WHAT IS BEING ASKED: Spot every line with the word "title" and return it.

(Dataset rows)

---

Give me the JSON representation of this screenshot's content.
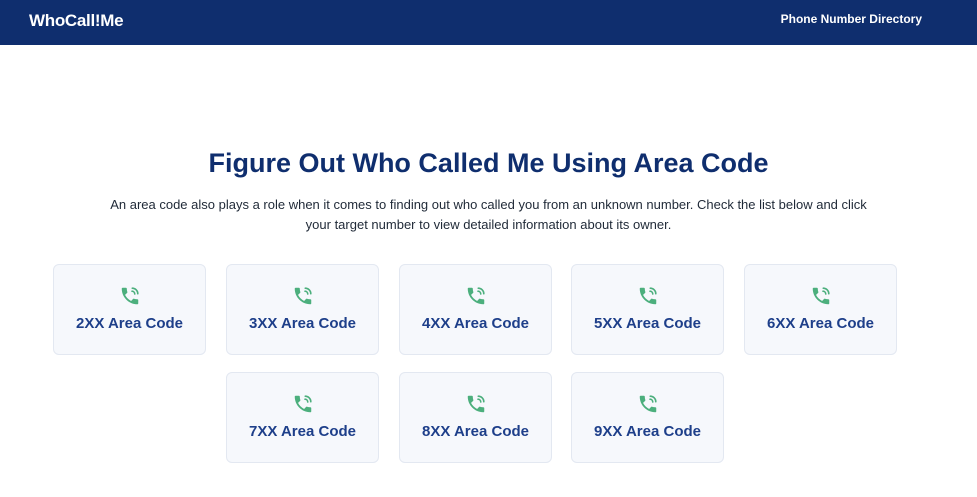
{
  "header": {
    "logo": "WhoCall!Me",
    "nav_link": "Phone Number Directory"
  },
  "hero": {
    "title": "Figure Out Who Called Me Using Area Code",
    "description": "An area code also plays a role when it comes to finding out who called you from an unknown number. Check the list below and click your target number to view detailed information about its owner."
  },
  "area_codes": [
    {
      "label": "2XX Area Code",
      "icon": "phone-ringing-icon"
    },
    {
      "label": "3XX Area Code",
      "icon": "phone-ringing-icon"
    },
    {
      "label": "4XX Area Code",
      "icon": "phone-ringing-icon"
    },
    {
      "label": "5XX Area Code",
      "icon": "phone-ringing-icon"
    },
    {
      "label": "6XX Area Code",
      "icon": "phone-ringing-icon"
    },
    {
      "label": "7XX Area Code",
      "icon": "phone-ringing-icon"
    },
    {
      "label": "8XX Area Code",
      "icon": "phone-ringing-icon"
    },
    {
      "label": "9XX Area Code",
      "icon": "phone-ringing-icon"
    }
  ],
  "colors": {
    "header_bg": "#0f2e6e",
    "title": "#0f2e6e",
    "card_label": "#1e3f8a",
    "icon": "#4caf7d",
    "card_bg": "#f6f8fc"
  }
}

---

EXPECTED OUTPUT:
    "title": "Figure Out Who Called Me Using Area Code",
    "title": "#0f2e6e",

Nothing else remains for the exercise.